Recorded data
⁂

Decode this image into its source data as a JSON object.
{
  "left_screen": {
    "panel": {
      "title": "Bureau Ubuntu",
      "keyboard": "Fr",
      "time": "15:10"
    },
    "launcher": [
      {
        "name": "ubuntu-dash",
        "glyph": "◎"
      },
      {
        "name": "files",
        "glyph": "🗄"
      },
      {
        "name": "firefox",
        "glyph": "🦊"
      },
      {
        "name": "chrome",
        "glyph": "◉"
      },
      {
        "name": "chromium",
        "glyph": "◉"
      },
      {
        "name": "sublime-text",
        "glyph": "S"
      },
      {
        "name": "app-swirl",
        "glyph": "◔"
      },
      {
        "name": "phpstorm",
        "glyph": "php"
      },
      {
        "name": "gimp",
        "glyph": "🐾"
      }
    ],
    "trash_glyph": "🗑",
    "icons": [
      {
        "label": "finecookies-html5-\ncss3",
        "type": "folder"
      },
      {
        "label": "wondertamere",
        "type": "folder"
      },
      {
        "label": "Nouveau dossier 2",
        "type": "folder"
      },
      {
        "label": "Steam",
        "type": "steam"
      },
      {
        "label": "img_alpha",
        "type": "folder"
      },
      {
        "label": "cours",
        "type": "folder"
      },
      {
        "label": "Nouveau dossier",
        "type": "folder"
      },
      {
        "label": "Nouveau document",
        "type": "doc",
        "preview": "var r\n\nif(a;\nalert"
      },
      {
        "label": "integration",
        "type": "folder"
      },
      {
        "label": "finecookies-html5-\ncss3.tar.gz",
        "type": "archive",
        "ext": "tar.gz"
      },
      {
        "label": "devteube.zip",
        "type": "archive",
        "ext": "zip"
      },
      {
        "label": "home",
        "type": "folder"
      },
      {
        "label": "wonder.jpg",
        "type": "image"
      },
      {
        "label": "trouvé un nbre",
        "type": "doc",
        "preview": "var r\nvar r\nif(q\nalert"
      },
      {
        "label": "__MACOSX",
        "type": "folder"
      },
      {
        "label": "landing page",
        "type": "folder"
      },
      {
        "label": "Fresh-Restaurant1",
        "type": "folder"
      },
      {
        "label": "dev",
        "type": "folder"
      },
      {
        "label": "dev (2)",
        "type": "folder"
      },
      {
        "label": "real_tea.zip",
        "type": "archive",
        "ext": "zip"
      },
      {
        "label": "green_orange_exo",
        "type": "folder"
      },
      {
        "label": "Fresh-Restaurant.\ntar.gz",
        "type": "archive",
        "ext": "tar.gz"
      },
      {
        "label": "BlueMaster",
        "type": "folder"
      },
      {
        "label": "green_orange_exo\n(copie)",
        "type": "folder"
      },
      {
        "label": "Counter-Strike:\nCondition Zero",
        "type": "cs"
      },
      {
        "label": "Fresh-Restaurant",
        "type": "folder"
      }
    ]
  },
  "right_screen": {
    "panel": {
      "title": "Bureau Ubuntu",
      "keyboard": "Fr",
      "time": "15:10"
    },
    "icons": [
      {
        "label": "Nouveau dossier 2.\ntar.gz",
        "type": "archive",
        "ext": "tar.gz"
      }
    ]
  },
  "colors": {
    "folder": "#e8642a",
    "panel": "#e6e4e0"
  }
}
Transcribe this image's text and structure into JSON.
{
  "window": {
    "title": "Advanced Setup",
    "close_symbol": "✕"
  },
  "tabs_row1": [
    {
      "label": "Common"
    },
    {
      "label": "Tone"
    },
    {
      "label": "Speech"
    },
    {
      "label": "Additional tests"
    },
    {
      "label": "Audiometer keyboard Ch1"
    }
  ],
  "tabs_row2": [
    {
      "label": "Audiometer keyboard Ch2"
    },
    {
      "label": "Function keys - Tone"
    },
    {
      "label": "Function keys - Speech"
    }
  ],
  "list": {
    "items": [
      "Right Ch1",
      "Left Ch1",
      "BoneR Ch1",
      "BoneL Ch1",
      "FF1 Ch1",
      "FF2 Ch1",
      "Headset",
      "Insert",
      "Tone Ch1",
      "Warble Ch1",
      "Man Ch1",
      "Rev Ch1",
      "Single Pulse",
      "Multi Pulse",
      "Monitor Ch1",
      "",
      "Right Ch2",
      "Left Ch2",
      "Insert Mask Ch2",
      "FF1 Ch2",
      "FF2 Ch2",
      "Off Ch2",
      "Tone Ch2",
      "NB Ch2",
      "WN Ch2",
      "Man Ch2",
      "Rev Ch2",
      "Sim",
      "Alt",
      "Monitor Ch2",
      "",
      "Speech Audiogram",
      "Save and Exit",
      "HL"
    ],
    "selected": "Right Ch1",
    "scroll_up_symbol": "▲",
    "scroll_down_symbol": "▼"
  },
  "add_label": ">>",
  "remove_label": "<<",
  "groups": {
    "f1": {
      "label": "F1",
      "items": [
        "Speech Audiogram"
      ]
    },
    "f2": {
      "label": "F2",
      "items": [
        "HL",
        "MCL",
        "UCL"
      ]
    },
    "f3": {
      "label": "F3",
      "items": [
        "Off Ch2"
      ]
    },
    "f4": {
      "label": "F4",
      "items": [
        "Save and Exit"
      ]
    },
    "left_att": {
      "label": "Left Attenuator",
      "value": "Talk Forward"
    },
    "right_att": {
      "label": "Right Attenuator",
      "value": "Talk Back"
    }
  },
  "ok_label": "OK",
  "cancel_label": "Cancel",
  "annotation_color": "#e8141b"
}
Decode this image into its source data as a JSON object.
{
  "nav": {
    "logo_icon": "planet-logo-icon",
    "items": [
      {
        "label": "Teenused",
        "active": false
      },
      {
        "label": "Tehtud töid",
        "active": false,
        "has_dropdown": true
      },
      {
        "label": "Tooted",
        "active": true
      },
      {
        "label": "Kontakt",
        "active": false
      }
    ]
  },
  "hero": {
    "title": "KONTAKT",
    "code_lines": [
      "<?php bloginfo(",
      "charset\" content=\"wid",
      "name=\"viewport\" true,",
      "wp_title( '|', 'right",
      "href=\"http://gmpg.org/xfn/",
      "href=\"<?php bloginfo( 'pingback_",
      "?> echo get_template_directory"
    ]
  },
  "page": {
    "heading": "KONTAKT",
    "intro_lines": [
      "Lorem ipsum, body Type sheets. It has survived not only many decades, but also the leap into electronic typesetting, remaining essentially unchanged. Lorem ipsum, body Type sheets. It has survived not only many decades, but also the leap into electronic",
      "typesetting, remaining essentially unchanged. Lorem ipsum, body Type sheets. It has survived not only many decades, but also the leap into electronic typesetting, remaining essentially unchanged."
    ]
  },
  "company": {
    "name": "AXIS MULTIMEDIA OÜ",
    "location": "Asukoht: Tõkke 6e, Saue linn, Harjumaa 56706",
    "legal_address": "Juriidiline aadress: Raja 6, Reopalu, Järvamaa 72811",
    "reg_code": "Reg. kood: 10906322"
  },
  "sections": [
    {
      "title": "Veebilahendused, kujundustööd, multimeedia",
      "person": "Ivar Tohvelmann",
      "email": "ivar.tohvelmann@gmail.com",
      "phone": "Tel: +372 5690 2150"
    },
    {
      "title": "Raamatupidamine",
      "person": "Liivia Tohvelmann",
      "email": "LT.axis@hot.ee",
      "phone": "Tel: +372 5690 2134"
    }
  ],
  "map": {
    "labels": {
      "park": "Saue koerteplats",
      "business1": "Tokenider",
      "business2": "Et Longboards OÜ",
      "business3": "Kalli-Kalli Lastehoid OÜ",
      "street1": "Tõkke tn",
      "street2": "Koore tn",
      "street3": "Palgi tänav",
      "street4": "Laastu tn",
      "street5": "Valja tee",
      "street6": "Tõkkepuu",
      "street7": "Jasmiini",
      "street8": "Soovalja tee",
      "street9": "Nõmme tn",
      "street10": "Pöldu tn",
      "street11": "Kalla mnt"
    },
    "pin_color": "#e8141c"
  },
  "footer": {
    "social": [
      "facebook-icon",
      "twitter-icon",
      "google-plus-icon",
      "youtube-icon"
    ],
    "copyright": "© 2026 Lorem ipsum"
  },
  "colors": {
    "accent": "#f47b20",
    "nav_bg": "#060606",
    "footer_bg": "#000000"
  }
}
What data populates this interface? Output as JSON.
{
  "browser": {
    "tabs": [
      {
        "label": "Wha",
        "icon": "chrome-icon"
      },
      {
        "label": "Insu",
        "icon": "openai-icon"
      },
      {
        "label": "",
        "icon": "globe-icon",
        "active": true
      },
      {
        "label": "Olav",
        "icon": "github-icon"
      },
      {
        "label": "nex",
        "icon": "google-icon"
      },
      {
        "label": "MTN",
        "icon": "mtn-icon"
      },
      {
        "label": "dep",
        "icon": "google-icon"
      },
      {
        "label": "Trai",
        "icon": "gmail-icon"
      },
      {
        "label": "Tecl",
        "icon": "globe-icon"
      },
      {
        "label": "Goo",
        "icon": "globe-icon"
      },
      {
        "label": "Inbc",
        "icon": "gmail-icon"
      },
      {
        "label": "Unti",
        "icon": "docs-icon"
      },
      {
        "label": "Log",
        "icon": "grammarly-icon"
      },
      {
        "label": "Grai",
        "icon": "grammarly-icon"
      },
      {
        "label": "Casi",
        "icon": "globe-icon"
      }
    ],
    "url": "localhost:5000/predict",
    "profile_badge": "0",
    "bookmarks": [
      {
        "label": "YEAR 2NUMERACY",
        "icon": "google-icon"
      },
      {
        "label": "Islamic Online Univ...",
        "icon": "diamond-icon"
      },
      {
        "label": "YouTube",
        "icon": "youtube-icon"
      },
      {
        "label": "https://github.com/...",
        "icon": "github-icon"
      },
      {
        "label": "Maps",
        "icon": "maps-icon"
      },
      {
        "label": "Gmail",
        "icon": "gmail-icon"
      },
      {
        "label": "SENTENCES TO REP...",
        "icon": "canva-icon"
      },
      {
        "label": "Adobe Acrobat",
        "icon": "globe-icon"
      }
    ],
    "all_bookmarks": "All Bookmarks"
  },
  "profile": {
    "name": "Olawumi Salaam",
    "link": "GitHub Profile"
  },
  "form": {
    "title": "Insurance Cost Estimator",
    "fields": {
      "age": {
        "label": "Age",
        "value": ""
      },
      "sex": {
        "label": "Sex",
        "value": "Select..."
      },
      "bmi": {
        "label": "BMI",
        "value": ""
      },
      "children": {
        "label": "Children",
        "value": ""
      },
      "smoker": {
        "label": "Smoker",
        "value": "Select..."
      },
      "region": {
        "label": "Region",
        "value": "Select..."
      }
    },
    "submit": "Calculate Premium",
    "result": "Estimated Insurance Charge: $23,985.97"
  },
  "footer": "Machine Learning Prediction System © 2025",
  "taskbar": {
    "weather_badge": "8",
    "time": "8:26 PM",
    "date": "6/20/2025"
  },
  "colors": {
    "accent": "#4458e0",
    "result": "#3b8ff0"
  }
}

⁂

List the lines of the records where "text" occurs.

◆ Completed task:
        "name": "sublime-text",
Transcribe this image's text and structure into JSON.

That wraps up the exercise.